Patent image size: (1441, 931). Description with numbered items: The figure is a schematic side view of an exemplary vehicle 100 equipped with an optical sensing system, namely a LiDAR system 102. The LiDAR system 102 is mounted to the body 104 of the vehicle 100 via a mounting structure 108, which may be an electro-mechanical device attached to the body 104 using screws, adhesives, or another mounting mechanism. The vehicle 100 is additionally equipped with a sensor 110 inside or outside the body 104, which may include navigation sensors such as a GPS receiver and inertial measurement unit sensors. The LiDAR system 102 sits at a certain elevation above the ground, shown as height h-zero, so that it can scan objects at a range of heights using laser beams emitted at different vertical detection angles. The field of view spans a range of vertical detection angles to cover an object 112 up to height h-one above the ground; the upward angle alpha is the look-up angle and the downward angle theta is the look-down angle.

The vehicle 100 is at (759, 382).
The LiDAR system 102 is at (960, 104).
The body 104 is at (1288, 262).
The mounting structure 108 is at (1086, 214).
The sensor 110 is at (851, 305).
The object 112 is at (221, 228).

- [Required work] Reproduce all of the lines above, replacing "look-down angle" with "depression angle" and leaving everything else unchanged.

- [Finished task]
Patent image size: (1441, 931). Description with numbered items: The figure is a schematic side view of an exemplary vehicle 100 equipped with an optical sensing system, namely a LiDAR system 102. The LiDAR system 102 is mounted to the body 104 of the vehicle 100 via a mounting structure 108, which may be an electro-mechanical device attached to the body 104 using screws, adhesives, or another mounting mechanism. The vehicle 100 is additionally equipped with a sensor 110 inside or outside the body 104, which may include navigation sensors such as a GPS receiver and inertial measurement unit sensors. The LiDAR system 102 sits at a certain elevation above the ground, shown as height h-zero, so that it can scan objects at a range of heights using laser beams emitted at different vertical detection angles. The field of view spans a range of vertical detection angles to cover an object 112 up to height h-one above the ground; the upward angle alpha is the look-up angle and the downward angle theta is the depression angle.

The vehicle 100 is at (759, 382).
The LiDAR system 102 is at (960, 104).
The body 104 is at (1288, 262).
The mounting structure 108 is at (1086, 214).
The sensor 110 is at (851, 305).
The object 112 is at (221, 228).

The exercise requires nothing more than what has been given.